### Records from a data collection
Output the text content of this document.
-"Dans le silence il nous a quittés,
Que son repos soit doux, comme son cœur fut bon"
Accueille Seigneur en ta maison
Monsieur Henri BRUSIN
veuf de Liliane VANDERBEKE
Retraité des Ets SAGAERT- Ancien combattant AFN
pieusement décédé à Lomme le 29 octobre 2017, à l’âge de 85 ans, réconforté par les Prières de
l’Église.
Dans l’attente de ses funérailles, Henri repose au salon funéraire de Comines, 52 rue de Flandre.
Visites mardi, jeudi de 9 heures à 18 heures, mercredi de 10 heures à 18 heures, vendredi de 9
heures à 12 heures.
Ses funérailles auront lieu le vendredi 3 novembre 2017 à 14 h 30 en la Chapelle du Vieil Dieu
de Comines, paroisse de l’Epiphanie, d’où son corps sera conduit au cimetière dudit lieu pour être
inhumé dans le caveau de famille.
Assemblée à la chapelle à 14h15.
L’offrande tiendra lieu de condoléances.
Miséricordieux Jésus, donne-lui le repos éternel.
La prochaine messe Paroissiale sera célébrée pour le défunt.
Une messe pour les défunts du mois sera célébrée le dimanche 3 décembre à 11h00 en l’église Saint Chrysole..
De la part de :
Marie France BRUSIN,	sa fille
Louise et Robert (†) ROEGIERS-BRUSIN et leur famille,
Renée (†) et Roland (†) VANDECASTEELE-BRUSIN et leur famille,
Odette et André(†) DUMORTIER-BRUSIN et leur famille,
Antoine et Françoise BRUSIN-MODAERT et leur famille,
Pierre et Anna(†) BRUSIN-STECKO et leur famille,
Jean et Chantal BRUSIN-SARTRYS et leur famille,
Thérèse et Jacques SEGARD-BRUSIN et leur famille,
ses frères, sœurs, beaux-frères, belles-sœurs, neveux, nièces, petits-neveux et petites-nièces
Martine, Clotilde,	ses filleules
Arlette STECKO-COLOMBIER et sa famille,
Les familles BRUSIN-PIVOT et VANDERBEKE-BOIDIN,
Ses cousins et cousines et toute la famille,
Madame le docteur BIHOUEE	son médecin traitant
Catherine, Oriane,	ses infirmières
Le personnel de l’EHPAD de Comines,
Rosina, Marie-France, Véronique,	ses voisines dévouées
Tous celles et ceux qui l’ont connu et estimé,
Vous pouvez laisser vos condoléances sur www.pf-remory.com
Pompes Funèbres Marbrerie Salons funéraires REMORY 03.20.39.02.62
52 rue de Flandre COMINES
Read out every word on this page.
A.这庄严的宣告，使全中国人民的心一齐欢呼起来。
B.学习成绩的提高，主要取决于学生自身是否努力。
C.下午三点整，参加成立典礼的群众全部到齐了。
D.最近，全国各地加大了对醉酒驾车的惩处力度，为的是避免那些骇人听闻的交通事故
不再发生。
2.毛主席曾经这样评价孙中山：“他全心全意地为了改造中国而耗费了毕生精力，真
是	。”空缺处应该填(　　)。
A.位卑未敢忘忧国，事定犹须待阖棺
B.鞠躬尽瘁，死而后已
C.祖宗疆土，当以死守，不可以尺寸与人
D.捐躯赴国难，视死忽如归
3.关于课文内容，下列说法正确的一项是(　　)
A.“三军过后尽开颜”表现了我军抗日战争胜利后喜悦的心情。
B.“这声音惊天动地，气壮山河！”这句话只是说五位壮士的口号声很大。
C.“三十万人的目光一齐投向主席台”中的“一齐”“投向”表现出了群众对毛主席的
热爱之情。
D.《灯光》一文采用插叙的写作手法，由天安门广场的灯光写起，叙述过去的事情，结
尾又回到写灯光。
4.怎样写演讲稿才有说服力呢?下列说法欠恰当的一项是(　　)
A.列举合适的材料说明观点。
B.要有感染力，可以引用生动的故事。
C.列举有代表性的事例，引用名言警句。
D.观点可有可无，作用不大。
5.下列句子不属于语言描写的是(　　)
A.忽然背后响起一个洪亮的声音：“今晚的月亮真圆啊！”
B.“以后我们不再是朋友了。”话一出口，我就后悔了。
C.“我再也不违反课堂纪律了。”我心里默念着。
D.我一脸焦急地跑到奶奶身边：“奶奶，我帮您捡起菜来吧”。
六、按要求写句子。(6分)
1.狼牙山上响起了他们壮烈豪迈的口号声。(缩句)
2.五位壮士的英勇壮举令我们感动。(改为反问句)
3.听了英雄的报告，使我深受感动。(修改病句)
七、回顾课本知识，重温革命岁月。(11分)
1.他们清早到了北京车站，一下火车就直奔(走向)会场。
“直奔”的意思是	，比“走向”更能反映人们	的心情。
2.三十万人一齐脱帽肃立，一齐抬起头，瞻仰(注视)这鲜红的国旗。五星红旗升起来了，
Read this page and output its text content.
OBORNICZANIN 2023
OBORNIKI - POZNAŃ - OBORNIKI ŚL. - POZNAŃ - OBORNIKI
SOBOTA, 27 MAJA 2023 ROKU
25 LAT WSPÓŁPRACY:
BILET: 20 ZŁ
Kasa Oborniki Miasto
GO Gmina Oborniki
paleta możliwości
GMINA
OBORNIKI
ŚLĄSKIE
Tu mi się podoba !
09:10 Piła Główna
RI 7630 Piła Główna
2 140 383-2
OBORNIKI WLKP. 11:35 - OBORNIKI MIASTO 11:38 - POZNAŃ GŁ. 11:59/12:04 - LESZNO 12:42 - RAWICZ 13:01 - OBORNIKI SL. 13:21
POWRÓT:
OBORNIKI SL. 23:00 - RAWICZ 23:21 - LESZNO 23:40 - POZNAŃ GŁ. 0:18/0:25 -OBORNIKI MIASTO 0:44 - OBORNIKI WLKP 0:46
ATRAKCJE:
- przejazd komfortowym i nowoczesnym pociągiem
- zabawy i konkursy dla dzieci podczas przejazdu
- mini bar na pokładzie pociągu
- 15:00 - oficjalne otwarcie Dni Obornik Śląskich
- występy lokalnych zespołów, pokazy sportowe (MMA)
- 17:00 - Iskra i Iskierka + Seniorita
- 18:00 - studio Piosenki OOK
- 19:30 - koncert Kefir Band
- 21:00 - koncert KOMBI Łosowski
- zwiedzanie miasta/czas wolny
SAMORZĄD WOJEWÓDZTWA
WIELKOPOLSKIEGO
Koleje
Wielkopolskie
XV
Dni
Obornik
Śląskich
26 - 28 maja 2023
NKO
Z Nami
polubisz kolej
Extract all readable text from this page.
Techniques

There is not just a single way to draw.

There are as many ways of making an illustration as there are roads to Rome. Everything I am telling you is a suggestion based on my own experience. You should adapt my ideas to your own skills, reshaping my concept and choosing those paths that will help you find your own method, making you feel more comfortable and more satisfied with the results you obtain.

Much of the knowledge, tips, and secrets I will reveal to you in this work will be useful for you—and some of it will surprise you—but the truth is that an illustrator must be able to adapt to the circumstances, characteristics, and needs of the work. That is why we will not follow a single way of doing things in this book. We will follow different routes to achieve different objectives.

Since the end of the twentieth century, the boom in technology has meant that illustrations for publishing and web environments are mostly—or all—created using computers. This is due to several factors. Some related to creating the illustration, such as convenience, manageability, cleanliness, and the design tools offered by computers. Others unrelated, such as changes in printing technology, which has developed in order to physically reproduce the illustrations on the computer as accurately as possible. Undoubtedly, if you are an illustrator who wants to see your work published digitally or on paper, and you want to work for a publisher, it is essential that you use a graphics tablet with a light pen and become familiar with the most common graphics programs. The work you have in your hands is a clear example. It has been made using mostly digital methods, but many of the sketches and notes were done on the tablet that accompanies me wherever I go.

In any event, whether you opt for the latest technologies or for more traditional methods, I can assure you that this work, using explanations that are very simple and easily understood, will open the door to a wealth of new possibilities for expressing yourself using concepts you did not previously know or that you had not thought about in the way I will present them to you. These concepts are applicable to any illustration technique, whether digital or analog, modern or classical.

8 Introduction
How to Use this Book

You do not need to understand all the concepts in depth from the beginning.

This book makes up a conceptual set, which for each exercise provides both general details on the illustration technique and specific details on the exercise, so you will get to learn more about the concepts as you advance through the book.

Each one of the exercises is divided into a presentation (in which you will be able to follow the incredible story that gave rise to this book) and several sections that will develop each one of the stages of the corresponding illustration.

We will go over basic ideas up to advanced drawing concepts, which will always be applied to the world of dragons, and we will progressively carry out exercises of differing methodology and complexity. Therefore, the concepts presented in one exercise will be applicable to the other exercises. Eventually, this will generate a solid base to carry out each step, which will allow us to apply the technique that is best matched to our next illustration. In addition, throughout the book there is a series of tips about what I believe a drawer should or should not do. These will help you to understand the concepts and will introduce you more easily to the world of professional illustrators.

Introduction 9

### DIRECTIVE
Check each line of the data above for the string "lieu" and report only how many lines have it.

### RESULT FOR THIS EXERCISE
3